Give the number of lines that include the string "text", nothing more.

+-------+

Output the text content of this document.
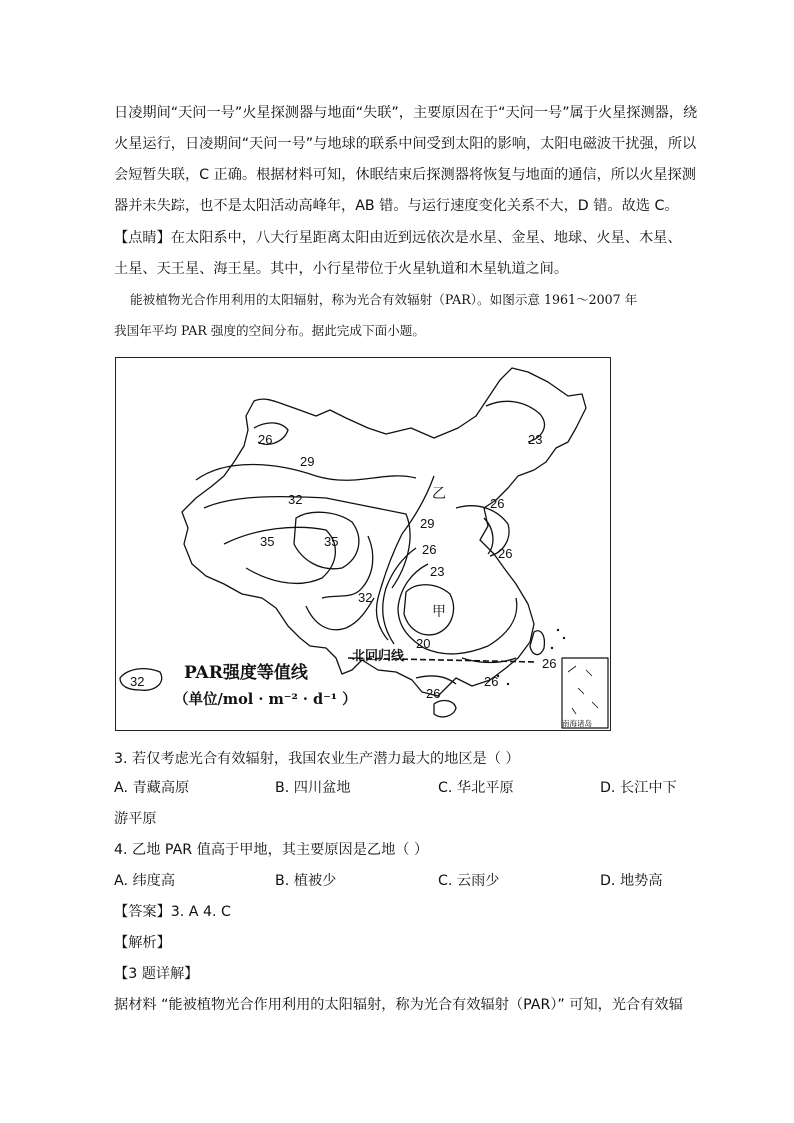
日凌期间“天问一号”火星探测器与地面“失联”，主要原因在于“天问一号”属于火星探测器，绕
火星运行，日凌期间“天问一号”与地球的联系中间受到太阳的影响，太阳电磁波干扰强，所以
会短暂失联，C 正确。根据材料可知，休眠结束后探测器将恢复与地面的通信，所以火星探测
器并未失踪，也不是太阳活动高峰年，AB 错。与运行速度变化关系不大，D 错。故选 C。
【点睛】在太阳系中，八大行星距离太阳由近到远依次是水星、金星、地球、火星、木星、
土星、天王星、海王星。其中，小行星带位于火星轨道和木星轨道之间。
能被植物光合作用利用的太阳辐射，称为光合有效辐射（PAR）。如图示意 1961～2007 年
我国年平均 PAR 强度的空间分布。据此完成下面小题。
26
29
32
35	35
32
23
26
29
26	26
23
20
26
26
26
乙
甲
北回归线
32 PAR强度等值线
（单位/mol · m⁻² · d⁻¹ ）
南海诸岛
3. 若仅考虑光合有效辐射，我国农业生产潜力最大的地区是（ ）
A. 青藏高原	B. 四川盆地	C. 华北平原	D. 长江中下
游平原
4. 乙地 PAR 值高于甲地，其主要原因是乙地（ ）
A. 纬度高	B. 植被少	C. 云雨少	D. 地势高
【答案】3. A 4. C
【解析】
【3 题详解】
据材料 “能被植物光合作用利用的太阳辐射，称为光合有效辐射（PAR）” 可知，光合有效辐
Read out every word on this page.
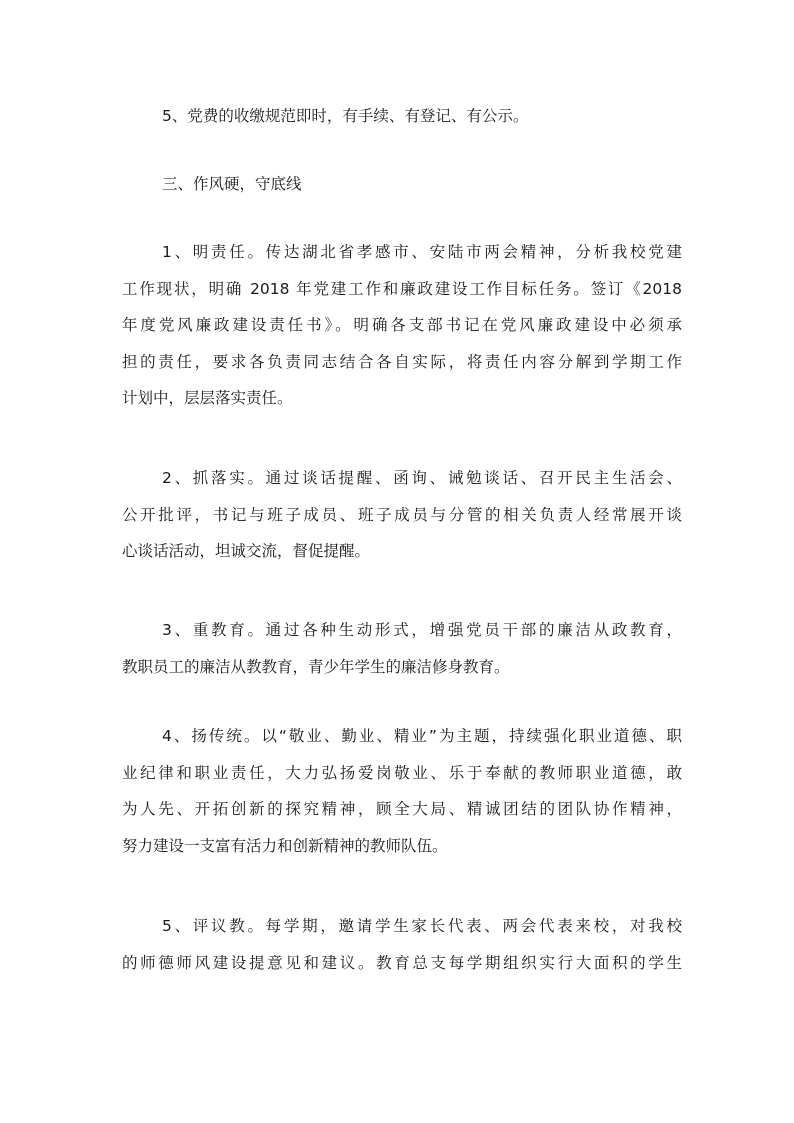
5、党费的收缴规范即时，有手续、有登记、有公示。

三、作风硬，守底线

1、明责任。传达湖北省孝感市、安陆市两会精神，分析我校党建
工作现状，明确 2018 年党建工作和廉政建设工作目标任务。签订《2018
年度党风廉政建设责任书》。明确各支部书记在党风廉政建设中必须承
担的责任，要求各负责同志结合各自实际，将责任内容分解到学期工作
计划中，层层落实责任。

2、抓落实。通过谈话提醒、函询、诫勉谈话、召开民主生活会、
公开批评，书记与班子成员、班子成员与分管的相关负责人经常展开谈
心谈话活动，坦诚交流，督促提醒。

3、重教育。通过各种生动形式，增强党员干部的廉洁从政教育，
教职员工的廉洁从教教育，青少年学生的廉洁修身教育。

4、扬传统。以“敬业、勤业、精业”为主题，持续强化职业道德、职
业纪律和职业责任，大力弘扬爱岗敬业、乐于奉献的教师职业道德，敢
为人先、开拓创新的探究精神，顾全大局、精诚团结的团队协作精神，
努力建设一支富有活力和创新精神的教师队伍。

5、评议教。每学期，邀请学生家长代表、两会代表来校，对我校
的师德师风建设提意见和建议。教育总支每学期组织实行大面积的学生
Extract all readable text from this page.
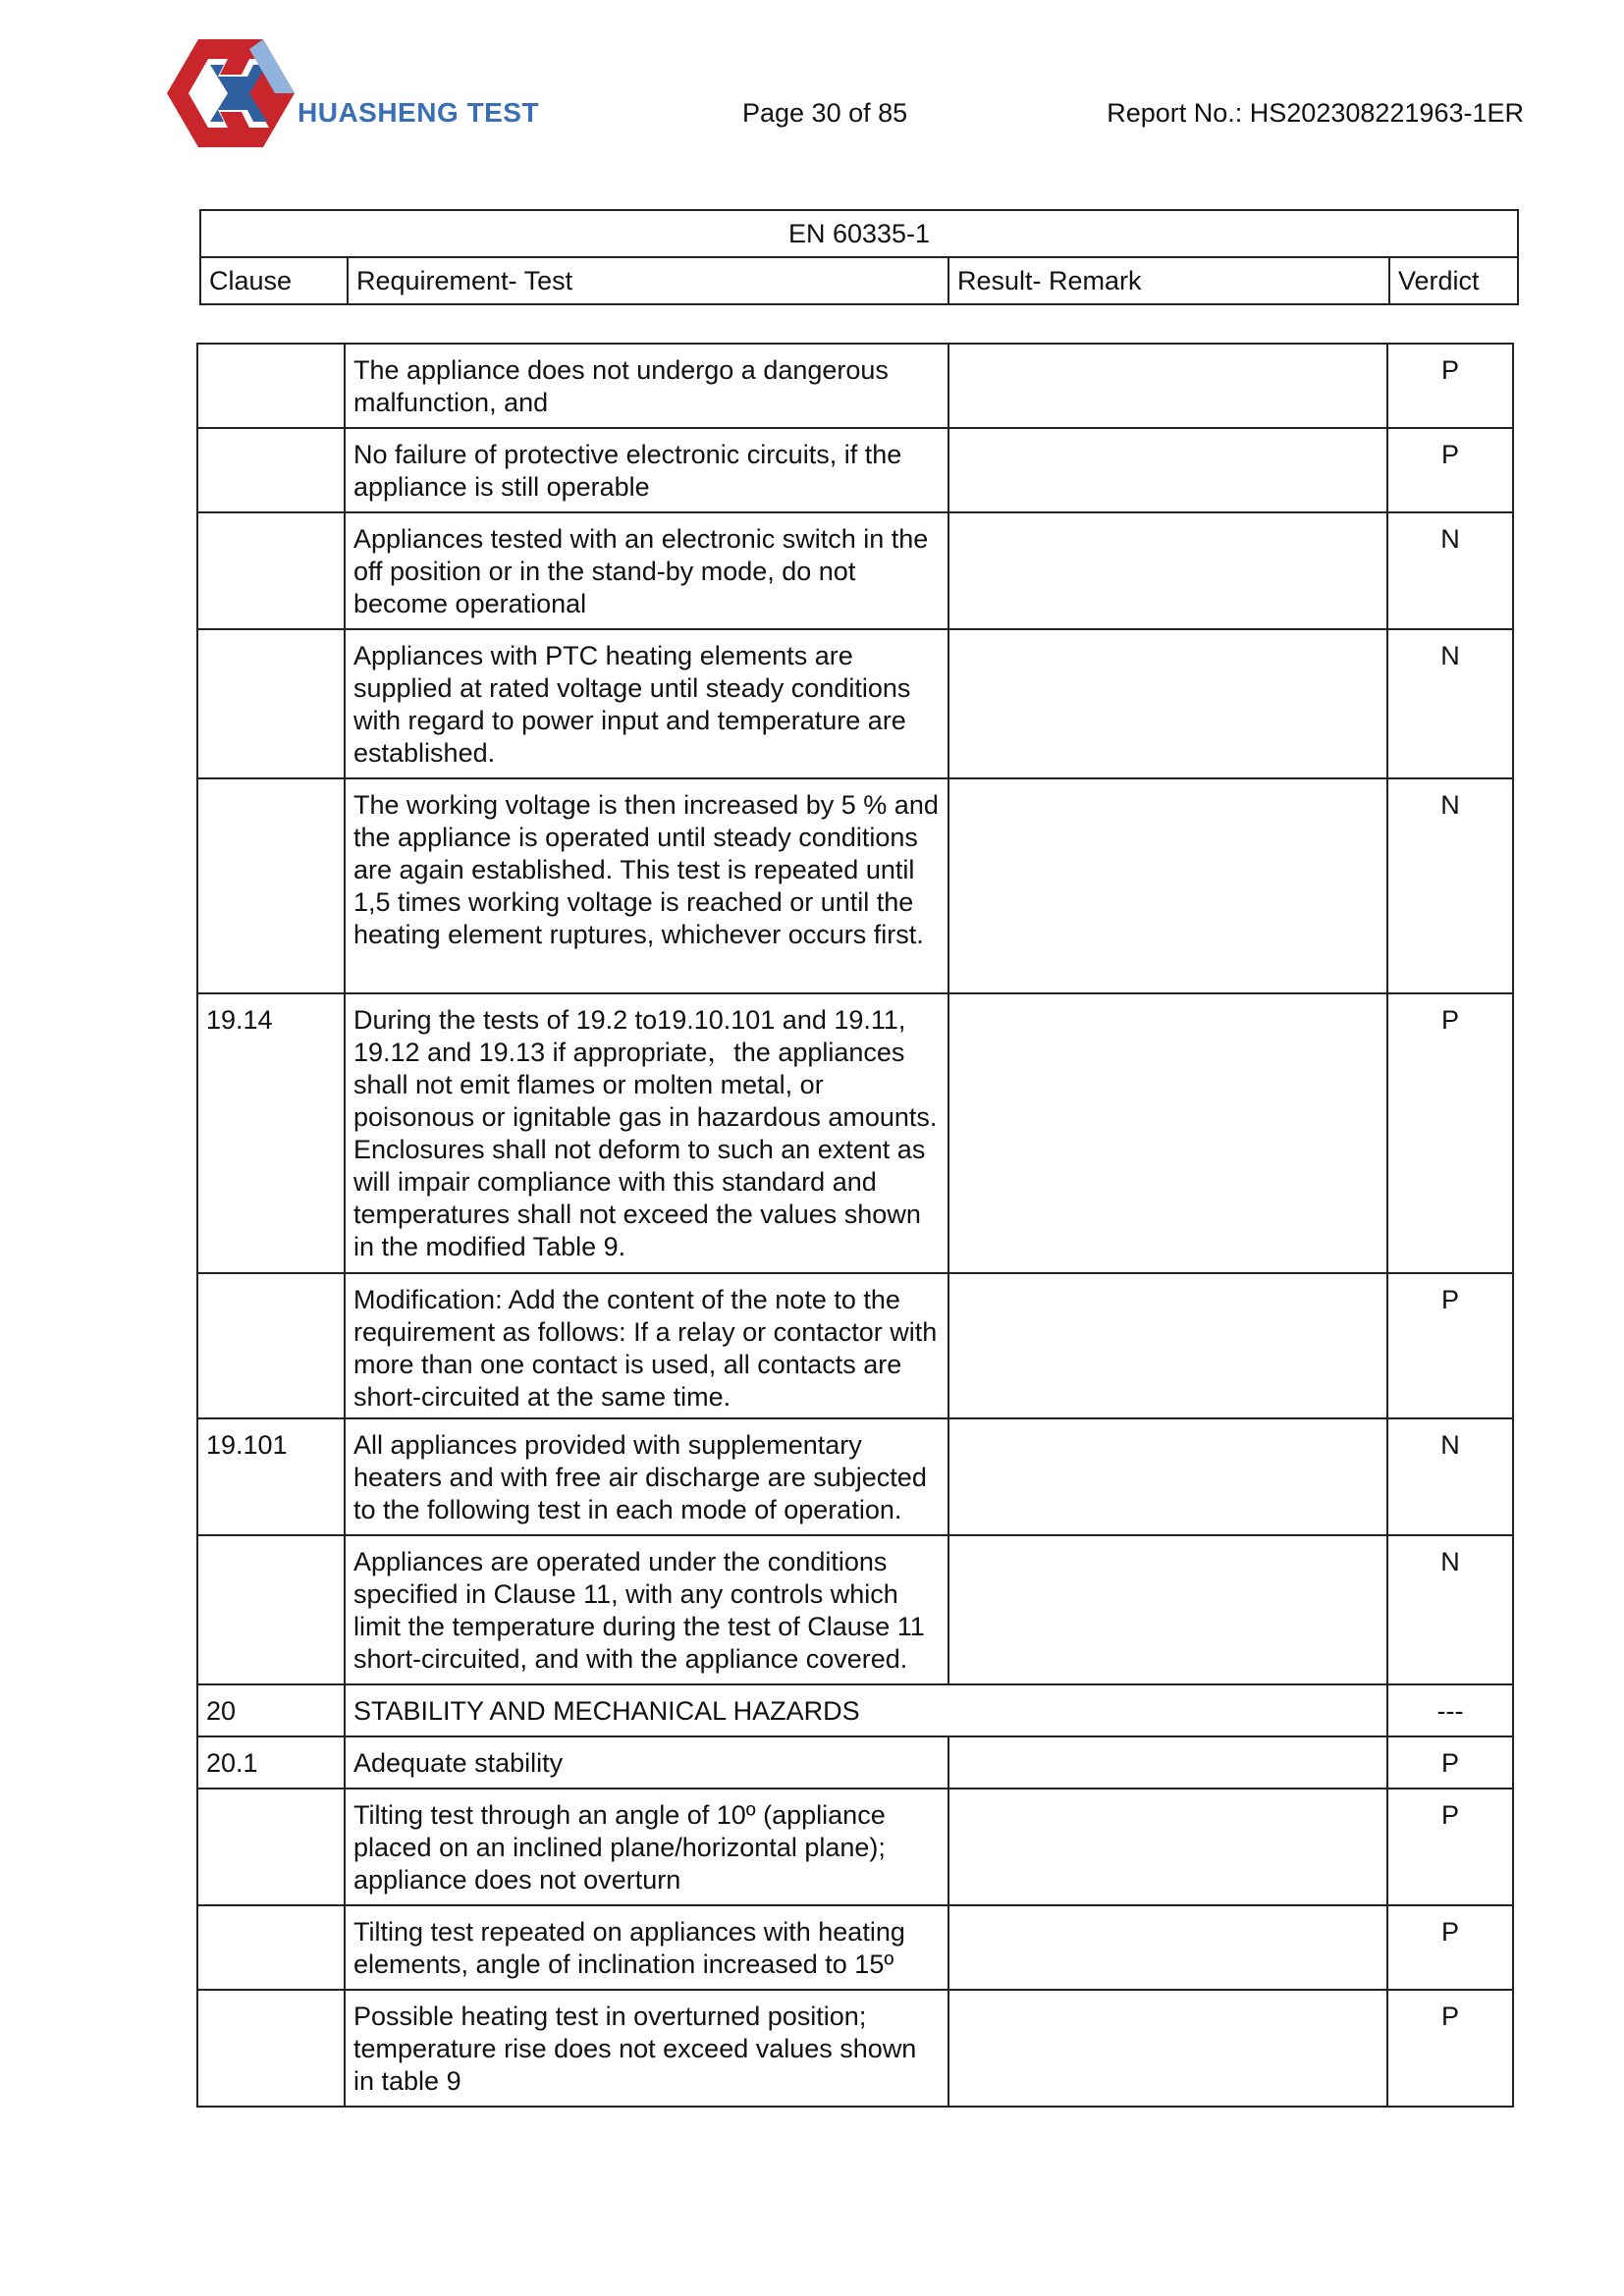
HUASHENG TEST	Page 30 of 85	Report No.: HS202308221963-1ER
EN 60335-1
Clause	Requirement- Test	Result- Remark	Verdict
	The appliance does not undergo a dangerous malfunction, and		P
	No failure of protective electronic circuits, if the appliance is still operable		P
	Appliances tested with an electronic switch in the off position or in the stand-by mode, do not become operational		N
	Appliances with PTC heating elements are supplied at rated voltage until steady conditions with regard to power input and temperature are established.		N
	The working voltage is then increased by 5 % and the appliance is operated until steady conditions are again established. This test is repeated until 1,5 times working voltage is reached or until the heating element ruptures, whichever occurs first.		N
19.14	During the tests of 19.2 to19.10.101 and 19.11, 19.12 and 19.13 if appropriate，the appliances shall not emit flames or molten metal, or poisonous or ignitable gas in hazardous amounts. Enclosures shall not deform to such an extent as will impair compliance with this standard and temperatures shall not exceed the values shown in the modified Table 9.		P
	Modification: Add the content of the note to the requirement as follows: If a relay or contactor with more than one contact is used, all contacts are short-circuited at the same time.		P
19.101	All appliances provided with supplementary heaters and with free air discharge are subjected to the following test in each mode of operation.		N
	Appliances are operated under the conditions specified in Clause 11, with any controls which limit the temperature during the test of Clause 11 short-circuited, and with the appliance covered.		N
20	STABILITY AND MECHANICAL HAZARDS		---
20.1	Adequate stability		P
	Tilting test through an angle of 10º (appliance placed on an inclined plane/horizontal plane); appliance does not overturn		P
	Tilting test repeated on appliances with heating elements, angle of inclination increased to 15º		P
	Possible heating test in overturned position; temperature rise does not exceed values shown in table 9		P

+-------+

THE RESPONSE: 2